◆ INSTRUCTIONS FOR THE TASK: Locate every line in the records below that holds the word "Statue" and return each one.

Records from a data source
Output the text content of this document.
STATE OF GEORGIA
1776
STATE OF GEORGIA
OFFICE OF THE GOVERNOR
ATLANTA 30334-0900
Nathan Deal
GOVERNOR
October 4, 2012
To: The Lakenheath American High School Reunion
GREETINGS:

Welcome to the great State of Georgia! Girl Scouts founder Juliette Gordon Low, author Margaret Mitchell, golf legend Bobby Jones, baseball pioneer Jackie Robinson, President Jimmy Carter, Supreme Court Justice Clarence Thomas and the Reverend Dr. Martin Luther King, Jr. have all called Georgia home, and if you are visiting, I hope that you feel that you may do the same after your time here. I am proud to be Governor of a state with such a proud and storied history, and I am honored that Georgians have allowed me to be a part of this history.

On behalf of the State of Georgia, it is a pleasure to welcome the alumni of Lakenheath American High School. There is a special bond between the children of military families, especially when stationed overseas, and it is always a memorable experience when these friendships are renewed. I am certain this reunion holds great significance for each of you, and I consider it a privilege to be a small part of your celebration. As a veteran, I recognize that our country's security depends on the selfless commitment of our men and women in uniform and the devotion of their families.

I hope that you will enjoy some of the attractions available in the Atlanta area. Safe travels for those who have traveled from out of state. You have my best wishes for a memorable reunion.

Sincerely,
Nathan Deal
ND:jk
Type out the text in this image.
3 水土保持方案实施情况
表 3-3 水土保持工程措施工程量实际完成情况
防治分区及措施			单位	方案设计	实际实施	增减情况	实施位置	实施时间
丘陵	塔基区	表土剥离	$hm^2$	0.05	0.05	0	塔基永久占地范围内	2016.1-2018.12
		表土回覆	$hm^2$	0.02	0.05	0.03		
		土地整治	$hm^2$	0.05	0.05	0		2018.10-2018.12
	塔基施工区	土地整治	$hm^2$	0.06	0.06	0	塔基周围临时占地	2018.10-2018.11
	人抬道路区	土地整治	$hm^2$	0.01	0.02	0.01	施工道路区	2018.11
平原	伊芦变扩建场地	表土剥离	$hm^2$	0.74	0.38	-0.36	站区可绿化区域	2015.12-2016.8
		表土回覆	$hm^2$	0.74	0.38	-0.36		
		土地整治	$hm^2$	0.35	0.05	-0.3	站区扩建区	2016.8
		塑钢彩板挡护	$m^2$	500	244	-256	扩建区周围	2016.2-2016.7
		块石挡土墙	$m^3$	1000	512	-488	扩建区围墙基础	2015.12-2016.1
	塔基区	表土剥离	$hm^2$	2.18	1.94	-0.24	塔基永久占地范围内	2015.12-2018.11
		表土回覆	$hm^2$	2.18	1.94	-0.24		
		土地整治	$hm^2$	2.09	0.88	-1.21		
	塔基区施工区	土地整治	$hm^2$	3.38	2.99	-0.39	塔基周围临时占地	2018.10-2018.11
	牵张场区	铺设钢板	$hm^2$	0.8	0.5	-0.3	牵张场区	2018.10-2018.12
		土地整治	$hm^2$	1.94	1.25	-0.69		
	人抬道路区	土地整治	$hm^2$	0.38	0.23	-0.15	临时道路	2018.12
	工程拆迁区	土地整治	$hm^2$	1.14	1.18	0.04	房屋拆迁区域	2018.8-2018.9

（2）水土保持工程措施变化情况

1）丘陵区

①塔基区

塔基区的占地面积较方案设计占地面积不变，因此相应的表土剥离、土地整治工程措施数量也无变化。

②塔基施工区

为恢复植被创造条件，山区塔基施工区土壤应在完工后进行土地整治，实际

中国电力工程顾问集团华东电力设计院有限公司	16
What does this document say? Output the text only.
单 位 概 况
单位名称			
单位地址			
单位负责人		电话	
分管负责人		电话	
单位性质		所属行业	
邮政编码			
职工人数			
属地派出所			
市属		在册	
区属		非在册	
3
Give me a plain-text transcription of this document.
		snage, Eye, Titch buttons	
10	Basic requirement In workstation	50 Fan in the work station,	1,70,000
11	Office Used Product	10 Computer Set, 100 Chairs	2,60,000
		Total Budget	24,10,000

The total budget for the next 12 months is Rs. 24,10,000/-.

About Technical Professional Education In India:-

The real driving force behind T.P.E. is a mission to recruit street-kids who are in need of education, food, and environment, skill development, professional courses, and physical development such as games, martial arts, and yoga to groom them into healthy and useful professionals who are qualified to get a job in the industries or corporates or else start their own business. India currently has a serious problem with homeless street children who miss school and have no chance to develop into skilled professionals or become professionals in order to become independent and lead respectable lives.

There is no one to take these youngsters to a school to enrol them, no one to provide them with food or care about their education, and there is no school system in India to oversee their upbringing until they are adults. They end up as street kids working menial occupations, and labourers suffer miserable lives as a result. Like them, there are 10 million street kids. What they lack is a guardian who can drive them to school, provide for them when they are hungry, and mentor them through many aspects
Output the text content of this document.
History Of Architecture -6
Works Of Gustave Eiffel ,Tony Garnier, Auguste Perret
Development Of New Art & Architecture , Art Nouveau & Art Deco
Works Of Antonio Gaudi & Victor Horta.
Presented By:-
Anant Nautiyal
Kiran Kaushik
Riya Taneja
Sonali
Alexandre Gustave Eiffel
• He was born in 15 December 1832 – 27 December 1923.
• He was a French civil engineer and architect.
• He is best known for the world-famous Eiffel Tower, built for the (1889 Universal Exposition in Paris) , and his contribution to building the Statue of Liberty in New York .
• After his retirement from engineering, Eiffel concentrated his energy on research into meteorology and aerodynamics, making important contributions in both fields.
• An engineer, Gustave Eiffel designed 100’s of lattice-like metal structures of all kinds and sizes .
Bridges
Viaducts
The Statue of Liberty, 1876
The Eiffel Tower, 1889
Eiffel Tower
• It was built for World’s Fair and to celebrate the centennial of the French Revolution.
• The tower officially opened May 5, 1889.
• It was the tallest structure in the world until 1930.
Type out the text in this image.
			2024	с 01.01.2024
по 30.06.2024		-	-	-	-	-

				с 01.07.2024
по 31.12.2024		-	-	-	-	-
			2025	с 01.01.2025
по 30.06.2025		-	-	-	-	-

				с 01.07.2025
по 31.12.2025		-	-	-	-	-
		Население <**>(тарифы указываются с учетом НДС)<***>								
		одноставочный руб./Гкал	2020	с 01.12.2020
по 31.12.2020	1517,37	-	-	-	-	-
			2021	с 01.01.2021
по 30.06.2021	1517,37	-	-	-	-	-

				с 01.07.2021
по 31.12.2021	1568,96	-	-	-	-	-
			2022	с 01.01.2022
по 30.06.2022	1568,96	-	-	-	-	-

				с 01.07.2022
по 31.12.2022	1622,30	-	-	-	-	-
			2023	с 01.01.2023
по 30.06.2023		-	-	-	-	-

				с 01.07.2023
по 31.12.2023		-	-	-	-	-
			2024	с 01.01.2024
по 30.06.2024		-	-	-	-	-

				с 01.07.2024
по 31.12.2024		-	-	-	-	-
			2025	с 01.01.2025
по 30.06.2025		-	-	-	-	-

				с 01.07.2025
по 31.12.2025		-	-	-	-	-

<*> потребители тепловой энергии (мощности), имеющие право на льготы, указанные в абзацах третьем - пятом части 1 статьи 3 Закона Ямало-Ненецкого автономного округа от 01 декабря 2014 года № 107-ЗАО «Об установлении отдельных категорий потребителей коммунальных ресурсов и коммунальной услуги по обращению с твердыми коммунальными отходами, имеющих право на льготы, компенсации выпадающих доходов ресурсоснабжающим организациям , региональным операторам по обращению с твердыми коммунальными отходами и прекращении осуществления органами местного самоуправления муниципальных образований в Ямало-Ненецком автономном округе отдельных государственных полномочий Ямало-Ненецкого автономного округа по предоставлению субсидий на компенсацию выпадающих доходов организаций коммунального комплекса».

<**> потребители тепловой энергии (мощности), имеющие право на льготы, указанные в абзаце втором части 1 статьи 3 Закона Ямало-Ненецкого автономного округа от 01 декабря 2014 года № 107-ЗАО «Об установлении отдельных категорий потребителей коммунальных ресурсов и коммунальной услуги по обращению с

◆ TASK ANSWER:
• He is best known for the world-famous Eiffel Tower, built for the (1889 Universal Exposition in Paris) , and his contribution to building the Statue of Liberty in New York .
The Statue of Liberty, 1876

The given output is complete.